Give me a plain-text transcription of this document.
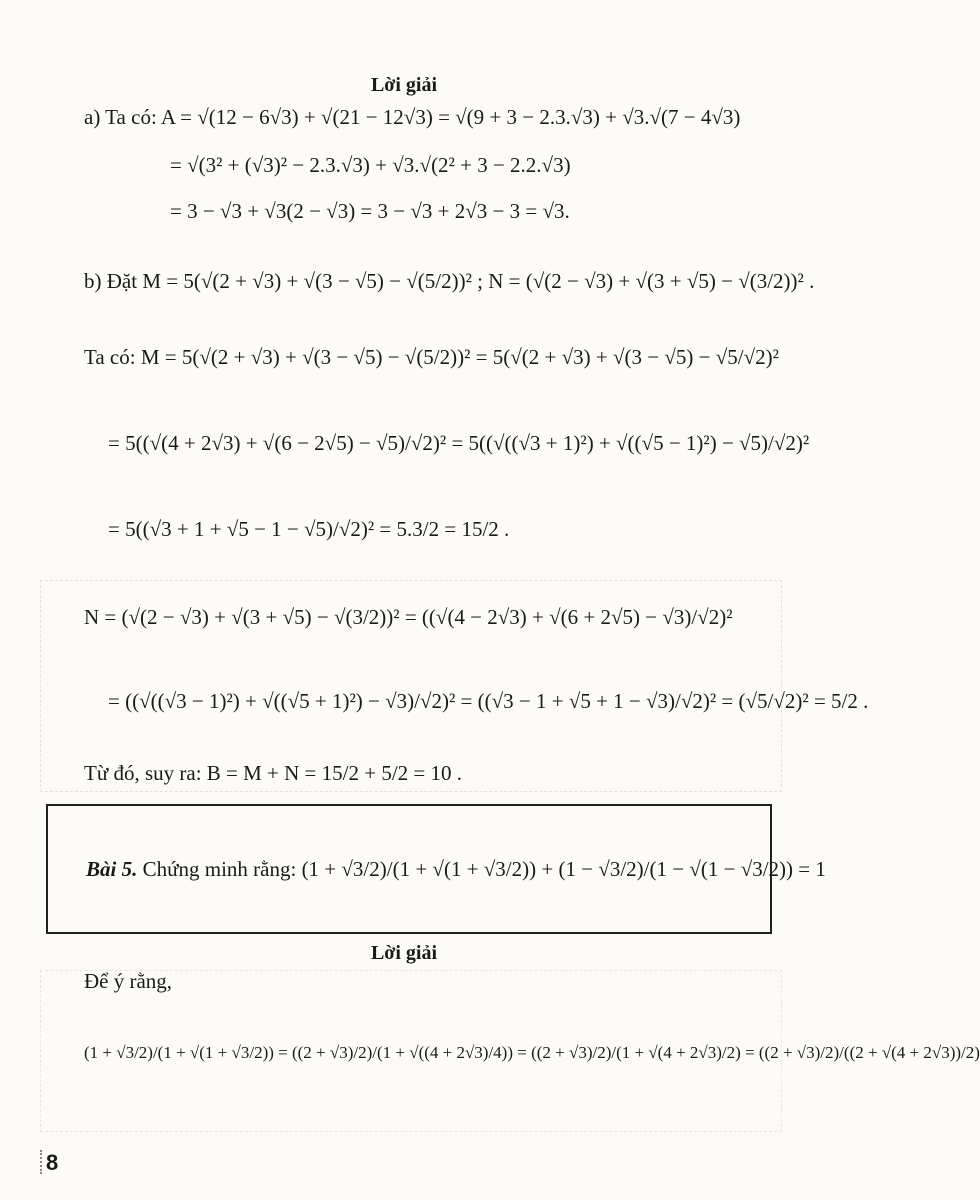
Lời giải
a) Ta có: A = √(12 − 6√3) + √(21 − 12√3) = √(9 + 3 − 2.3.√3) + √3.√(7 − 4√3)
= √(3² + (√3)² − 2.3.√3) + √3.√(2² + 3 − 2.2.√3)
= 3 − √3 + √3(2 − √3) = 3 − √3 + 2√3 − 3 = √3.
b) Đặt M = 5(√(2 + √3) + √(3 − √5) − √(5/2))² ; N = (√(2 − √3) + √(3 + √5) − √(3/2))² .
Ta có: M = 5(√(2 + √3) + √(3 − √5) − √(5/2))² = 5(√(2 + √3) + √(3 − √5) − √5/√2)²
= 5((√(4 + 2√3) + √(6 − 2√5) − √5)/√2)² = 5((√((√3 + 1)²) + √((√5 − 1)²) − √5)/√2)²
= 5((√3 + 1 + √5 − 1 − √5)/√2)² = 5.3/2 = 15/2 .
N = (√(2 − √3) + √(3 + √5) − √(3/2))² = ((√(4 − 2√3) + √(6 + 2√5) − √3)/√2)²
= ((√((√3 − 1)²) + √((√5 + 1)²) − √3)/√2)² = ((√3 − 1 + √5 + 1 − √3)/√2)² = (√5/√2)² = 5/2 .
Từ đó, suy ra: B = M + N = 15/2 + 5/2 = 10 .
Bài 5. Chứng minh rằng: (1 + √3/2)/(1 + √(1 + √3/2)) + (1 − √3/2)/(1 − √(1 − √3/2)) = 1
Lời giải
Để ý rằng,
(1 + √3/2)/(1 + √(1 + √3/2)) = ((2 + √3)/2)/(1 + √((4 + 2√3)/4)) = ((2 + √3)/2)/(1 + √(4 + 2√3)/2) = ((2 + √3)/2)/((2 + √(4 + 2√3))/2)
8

...

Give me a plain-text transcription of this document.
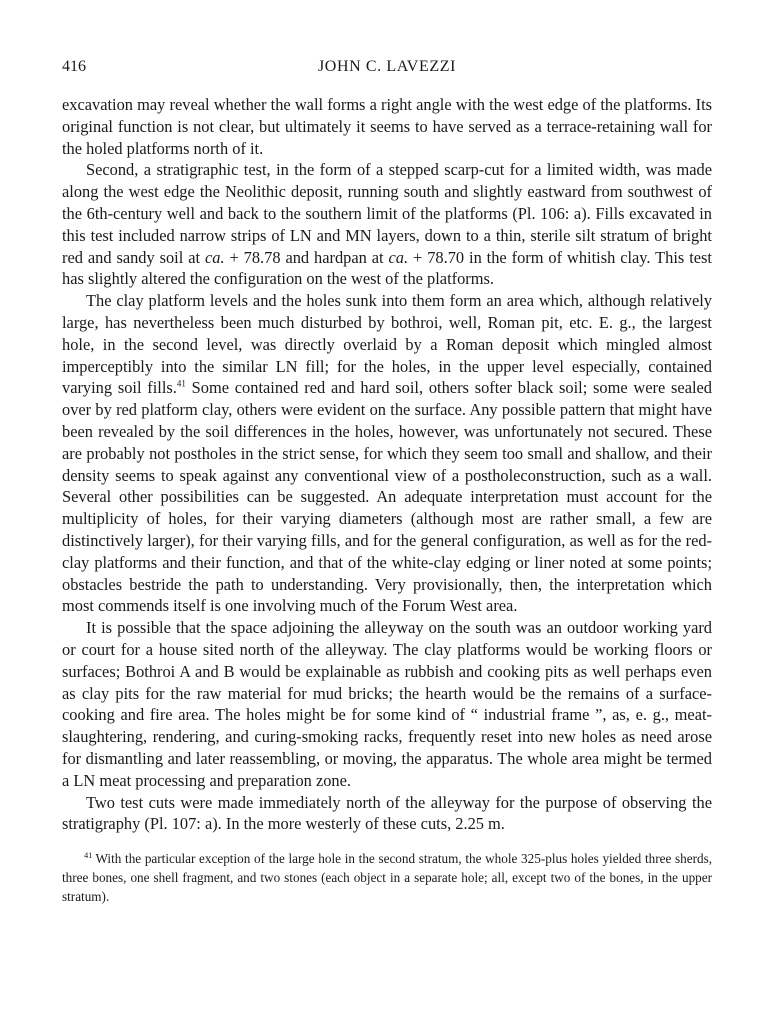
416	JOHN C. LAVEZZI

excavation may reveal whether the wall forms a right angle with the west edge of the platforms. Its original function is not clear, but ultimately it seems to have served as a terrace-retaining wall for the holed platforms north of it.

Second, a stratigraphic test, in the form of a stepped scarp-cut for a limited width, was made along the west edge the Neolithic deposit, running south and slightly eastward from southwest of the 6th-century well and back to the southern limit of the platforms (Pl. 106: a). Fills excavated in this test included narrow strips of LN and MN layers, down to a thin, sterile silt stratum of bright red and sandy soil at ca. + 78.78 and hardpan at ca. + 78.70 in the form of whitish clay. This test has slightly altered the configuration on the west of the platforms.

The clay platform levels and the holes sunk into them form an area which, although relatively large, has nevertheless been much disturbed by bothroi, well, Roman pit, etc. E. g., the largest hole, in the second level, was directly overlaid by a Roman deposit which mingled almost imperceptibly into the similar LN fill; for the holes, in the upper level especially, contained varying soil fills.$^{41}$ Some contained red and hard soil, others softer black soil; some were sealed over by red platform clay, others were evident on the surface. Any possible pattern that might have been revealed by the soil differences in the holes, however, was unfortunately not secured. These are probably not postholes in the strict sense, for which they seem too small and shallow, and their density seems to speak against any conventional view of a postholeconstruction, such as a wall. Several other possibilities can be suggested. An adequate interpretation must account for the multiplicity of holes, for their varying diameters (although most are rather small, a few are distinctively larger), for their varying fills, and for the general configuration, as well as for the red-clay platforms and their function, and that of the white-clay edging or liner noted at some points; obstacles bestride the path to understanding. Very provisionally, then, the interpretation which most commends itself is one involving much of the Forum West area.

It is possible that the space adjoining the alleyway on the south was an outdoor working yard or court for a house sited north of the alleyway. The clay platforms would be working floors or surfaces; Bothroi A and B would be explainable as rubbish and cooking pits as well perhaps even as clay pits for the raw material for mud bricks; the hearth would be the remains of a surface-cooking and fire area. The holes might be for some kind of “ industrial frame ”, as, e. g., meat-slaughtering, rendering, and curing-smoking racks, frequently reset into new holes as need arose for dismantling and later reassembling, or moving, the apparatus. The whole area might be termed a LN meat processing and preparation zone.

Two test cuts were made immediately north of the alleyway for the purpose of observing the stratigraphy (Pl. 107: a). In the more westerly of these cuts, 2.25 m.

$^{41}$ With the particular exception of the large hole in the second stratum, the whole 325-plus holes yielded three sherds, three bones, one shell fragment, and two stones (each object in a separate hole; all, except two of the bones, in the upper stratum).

Exercise brief:
Gather and return every line that holds the string "edge".

Written solution:
excavation may reveal whether the wall forms a right angle with the west edge of the platforms. Its original function is not clear, but ultimately it seems to have served as a terrace-retaining wall for the holed platforms north of it.
Second, a stratigraphic test, in the form of a stepped scarp-cut for a limited width, was made along the west edge the Neolithic deposit, running south and slightly eastward from southwest of the 6th-century well and back to the southern limit of the platforms (Pl. 106: a). Fills excavated in this test included narrow strips of LN and MN layers, down to a thin, sterile silt stratum of bright red and sandy soil at ca. + 78.78 and hardpan at ca. + 78.70 in the form of whitish clay. This test has slightly altered the configuration on the west of the platforms.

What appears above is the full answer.